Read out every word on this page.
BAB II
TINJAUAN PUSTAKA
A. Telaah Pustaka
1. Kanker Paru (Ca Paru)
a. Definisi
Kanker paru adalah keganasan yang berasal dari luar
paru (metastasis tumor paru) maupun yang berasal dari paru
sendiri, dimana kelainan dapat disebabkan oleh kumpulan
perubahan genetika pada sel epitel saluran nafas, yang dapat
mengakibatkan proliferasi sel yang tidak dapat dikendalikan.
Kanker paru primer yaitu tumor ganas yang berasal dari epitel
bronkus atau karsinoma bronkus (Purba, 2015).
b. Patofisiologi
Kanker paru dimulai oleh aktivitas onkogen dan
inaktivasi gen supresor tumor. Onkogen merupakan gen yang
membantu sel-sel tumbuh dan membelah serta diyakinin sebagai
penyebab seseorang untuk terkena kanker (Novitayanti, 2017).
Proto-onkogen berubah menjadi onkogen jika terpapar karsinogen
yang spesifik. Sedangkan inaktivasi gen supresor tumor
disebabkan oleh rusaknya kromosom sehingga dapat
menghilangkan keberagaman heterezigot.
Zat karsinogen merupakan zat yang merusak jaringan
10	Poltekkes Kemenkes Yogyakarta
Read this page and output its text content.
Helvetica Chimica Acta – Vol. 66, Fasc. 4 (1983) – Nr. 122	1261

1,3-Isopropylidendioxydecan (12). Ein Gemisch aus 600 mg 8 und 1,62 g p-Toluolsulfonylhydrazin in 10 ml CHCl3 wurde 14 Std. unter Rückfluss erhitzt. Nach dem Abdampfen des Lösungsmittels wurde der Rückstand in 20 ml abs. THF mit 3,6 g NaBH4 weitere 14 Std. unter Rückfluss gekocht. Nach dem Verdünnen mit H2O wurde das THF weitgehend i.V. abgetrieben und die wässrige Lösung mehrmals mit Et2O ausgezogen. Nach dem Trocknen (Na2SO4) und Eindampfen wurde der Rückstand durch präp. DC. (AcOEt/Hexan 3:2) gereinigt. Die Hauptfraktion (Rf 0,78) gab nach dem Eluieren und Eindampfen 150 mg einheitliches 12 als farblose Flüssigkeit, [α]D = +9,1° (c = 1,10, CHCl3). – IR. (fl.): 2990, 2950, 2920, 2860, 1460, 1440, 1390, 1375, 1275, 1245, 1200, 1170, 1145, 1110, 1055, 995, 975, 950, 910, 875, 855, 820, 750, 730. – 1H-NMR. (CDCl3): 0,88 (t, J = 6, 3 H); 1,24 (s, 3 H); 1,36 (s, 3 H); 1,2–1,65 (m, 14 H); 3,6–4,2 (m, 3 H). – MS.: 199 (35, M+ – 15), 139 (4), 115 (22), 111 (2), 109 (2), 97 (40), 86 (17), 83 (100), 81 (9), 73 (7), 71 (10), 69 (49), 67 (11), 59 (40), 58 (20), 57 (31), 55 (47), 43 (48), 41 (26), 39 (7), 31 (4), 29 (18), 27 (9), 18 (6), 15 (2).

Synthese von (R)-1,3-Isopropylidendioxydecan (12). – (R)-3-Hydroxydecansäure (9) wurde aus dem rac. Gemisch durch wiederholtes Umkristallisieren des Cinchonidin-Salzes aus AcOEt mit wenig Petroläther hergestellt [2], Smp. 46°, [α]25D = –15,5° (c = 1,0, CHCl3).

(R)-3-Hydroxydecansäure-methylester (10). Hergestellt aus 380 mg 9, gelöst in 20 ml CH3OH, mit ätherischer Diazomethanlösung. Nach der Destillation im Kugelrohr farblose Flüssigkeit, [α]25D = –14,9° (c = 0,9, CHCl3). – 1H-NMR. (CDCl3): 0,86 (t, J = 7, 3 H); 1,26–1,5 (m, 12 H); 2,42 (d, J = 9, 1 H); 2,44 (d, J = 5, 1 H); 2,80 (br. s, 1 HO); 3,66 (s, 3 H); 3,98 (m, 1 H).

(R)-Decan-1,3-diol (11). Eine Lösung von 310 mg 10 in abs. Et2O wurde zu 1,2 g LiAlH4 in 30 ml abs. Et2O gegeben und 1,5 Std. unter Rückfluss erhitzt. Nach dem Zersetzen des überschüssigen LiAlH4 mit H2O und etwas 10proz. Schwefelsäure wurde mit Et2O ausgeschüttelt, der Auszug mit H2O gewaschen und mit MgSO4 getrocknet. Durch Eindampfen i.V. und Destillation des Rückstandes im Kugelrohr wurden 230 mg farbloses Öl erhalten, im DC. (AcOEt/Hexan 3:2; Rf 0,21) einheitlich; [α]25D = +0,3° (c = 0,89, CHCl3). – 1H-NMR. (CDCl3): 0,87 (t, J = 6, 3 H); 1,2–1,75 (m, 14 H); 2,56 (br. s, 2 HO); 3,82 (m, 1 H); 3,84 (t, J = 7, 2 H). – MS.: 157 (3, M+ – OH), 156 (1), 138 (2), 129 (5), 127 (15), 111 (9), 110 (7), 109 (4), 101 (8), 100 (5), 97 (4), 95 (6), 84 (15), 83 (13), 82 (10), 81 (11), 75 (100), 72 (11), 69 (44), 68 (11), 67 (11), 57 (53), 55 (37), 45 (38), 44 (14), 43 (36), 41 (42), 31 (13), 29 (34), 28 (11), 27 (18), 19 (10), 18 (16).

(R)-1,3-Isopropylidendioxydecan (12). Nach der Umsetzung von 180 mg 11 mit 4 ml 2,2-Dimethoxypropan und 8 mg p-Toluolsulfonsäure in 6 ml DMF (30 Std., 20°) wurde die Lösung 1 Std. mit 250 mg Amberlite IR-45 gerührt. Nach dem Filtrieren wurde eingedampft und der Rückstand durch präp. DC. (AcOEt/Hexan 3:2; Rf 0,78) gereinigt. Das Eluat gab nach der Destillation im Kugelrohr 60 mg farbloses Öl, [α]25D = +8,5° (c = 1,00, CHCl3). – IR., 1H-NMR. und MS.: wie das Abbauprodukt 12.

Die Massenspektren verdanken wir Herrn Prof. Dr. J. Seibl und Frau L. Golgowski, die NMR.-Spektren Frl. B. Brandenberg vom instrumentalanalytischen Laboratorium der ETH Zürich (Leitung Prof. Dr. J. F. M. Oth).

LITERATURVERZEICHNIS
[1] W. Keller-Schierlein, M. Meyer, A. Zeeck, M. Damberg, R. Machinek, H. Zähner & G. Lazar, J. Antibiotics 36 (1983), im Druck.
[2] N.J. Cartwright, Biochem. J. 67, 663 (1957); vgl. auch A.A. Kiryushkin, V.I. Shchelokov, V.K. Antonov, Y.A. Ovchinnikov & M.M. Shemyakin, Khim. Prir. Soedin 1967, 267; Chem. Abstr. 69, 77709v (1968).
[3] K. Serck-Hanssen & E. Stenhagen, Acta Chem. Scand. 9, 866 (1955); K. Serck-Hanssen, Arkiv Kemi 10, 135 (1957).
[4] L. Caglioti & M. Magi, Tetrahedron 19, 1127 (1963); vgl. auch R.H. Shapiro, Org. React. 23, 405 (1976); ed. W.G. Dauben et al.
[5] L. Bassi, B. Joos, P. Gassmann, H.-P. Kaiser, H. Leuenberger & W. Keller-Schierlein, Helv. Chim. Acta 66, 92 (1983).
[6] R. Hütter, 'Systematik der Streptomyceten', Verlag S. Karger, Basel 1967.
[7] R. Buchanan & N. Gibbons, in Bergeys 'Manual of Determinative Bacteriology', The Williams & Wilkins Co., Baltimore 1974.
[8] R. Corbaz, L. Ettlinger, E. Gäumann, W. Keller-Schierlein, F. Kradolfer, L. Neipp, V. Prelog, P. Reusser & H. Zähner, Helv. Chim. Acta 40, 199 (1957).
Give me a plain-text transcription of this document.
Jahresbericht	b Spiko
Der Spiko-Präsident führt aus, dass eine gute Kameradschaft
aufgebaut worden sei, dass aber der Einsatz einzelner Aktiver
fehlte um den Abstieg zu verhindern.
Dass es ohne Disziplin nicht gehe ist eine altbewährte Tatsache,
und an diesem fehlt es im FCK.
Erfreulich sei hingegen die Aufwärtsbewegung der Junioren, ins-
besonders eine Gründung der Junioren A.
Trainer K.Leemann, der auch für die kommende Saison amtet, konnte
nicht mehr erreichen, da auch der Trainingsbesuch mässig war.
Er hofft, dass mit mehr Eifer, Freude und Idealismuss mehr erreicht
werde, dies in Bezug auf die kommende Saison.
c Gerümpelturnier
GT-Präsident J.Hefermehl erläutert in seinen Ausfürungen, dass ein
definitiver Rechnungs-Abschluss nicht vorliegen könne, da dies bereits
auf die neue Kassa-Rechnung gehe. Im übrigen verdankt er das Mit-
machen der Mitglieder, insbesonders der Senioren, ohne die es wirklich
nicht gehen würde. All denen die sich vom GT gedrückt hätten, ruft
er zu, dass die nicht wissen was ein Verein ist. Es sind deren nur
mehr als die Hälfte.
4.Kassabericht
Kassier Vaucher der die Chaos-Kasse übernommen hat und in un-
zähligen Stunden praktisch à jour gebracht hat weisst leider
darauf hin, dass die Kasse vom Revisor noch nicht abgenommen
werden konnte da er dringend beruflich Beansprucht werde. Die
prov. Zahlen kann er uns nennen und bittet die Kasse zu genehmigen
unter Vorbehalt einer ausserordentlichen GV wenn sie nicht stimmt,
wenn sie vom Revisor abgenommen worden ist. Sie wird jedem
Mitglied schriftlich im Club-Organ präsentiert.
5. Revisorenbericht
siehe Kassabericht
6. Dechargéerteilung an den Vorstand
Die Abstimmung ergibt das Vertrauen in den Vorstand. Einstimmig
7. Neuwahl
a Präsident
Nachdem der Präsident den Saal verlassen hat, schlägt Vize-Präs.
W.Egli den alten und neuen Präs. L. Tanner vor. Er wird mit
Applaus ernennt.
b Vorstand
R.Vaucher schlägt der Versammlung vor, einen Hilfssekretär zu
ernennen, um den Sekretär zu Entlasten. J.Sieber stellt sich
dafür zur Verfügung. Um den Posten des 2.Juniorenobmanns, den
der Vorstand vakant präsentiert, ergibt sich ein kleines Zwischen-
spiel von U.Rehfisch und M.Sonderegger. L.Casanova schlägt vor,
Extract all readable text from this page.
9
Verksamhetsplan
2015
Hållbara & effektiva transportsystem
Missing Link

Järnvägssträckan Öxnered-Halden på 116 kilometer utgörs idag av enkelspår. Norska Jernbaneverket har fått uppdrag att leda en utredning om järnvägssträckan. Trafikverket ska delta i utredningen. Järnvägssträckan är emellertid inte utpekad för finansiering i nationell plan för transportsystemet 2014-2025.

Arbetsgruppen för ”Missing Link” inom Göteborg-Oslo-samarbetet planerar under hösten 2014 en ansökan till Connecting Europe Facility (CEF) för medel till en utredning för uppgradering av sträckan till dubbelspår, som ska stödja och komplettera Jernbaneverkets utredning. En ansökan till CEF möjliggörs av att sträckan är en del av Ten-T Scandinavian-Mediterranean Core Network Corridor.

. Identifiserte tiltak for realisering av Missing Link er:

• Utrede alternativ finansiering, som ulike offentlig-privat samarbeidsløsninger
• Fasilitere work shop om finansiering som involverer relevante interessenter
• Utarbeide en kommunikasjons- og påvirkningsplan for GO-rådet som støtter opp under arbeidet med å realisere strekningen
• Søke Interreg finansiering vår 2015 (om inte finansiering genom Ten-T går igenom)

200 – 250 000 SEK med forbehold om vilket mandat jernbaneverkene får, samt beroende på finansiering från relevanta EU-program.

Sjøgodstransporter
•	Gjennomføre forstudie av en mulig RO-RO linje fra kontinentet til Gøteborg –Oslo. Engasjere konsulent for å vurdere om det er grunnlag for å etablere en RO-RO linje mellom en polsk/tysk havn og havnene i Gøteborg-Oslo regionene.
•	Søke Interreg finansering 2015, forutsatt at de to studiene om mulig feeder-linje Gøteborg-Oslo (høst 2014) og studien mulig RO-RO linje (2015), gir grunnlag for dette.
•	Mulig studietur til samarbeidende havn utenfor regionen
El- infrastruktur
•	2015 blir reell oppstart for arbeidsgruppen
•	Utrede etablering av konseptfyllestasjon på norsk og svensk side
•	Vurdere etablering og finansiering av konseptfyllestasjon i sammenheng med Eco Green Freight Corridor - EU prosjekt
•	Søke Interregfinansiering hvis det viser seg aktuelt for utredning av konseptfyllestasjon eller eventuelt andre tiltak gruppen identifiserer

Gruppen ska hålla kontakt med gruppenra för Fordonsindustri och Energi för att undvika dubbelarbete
------------
#### Assignment
Scan the data above. Return every line with "page" in it.

#### Solution to this exercise
Read out every word on this page.
Read this page and output its text content.
Extract all readable text from this page.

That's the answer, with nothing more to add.